**Task brief**
Output every line below exactly.

........

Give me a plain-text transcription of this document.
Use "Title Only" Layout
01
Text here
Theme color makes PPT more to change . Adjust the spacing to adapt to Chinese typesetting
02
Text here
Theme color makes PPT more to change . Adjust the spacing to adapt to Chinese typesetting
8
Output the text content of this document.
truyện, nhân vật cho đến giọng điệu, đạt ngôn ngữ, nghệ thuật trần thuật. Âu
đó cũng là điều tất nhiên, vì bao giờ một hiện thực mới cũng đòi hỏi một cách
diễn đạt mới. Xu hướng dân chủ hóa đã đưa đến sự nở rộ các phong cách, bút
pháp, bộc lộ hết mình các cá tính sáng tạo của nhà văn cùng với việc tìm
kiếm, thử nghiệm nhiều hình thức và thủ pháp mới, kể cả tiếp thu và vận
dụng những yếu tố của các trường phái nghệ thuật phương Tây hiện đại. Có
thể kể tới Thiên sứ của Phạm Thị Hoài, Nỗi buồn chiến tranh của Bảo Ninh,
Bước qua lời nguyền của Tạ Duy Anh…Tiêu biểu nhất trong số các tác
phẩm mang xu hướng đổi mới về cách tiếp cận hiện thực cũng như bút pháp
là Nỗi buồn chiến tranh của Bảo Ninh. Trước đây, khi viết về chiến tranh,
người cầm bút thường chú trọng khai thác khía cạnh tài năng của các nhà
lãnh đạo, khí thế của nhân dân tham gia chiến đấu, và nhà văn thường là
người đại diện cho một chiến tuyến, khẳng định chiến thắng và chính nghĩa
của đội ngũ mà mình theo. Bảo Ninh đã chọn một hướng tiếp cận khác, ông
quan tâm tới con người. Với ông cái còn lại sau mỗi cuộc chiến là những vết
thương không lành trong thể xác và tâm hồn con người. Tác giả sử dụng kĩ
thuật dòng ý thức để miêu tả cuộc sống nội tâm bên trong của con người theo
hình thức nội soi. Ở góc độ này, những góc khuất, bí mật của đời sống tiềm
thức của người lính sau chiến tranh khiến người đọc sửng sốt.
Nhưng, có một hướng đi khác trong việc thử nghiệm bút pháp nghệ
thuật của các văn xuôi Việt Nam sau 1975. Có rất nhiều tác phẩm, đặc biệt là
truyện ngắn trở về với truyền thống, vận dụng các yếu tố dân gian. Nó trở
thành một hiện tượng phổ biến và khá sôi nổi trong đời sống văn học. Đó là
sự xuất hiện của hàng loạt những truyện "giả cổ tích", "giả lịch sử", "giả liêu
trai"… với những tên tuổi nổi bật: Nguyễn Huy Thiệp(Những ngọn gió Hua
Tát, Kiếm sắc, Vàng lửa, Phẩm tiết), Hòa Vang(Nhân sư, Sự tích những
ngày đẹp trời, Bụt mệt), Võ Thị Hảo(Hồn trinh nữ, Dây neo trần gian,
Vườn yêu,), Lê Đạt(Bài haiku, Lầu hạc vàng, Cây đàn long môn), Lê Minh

........

**Output below**
Give me a plain-text transcription of this document.
Use "Title Only" Layout
01
Text here
Theme color makes PPT more to change . Adjust the spacing to adapt to Chinese typesetting
02
Text here
Theme color makes PPT more to change . Adjust the spacing to adapt to Chinese typesetting
8
Output the text content of this document.
truyện, nhân vật cho đến giọng điệu, đạt ngôn ngữ, nghệ thuật trần thuật. Âu
đó cũng là điều tất nhiên, vì bao giờ một hiện thực mới cũng đòi hỏi một cách
diễn đạt mới. Xu hướng dân chủ hóa đã đưa đến sự nở rộ các phong cách, bút
pháp, bộc lộ hết mình các cá tính sáng tạo của nhà văn cùng với việc tìm
kiếm, thử nghiệm nhiều hình thức và thủ pháp mới, kể cả tiếp thu và vận
dụng những yếu tố của các trường phái nghệ thuật phương Tây hiện đại. Có
thể kể tới Thiên sứ của Phạm Thị Hoài, Nỗi buồn chiến tranh của Bảo Ninh,
Bước qua lời nguyền của Tạ Duy Anh…Tiêu biểu nhất trong số các tác
phẩm mang xu hướng đổi mới về cách tiếp cận hiện thực cũng như bút pháp
là Nỗi buồn chiến tranh của Bảo Ninh. Trước đây, khi viết về chiến tranh,
người cầm bút thường chú trọng khai thác khía cạnh tài năng của các nhà
lãnh đạo, khí thế của nhân dân tham gia chiến đấu, và nhà văn thường là
người đại diện cho một chiến tuyến, khẳng định chiến thắng và chính nghĩa
của đội ngũ mà mình theo. Bảo Ninh đã chọn một hướng tiếp cận khác, ông
quan tâm tới con người. Với ông cái còn lại sau mỗi cuộc chiến là những vết
thương không lành trong thể xác và tâm hồn con người. Tác giả sử dụng kĩ
thuật dòng ý thức để miêu tả cuộc sống nội tâm bên trong của con người theo
hình thức nội soi. Ở góc độ này, những góc khuất, bí mật của đời sống tiềm
thức của người lính sau chiến tranh khiến người đọc sửng sốt.
Nhưng, có một hướng đi khác trong việc thử nghiệm bút pháp nghệ
thuật của các văn xuôi Việt Nam sau 1975. Có rất nhiều tác phẩm, đặc biệt là
truyện ngắn trở về với truyền thống, vận dụng các yếu tố dân gian. Nó trở
thành một hiện tượng phổ biến và khá sôi nổi trong đời sống văn học. Đó là
sự xuất hiện của hàng loạt những truyện "giả cổ tích", "giả lịch sử", "giả liêu
trai"… với những tên tuổi nổi bật: Nguyễn Huy Thiệp(Những ngọn gió Hua
Tát, Kiếm sắc, Vàng lửa, Phẩm tiết), Hòa Vang(Nhân sư, Sự tích những
ngày đẹp trời, Bụt mệt), Võ Thị Hảo(Hồn trinh nữ, Dây neo trần gian,
Vườn yêu,), Lê Đạt(Bài haiku, Lầu hạc vàng, Cây đàn long môn), Lê Minh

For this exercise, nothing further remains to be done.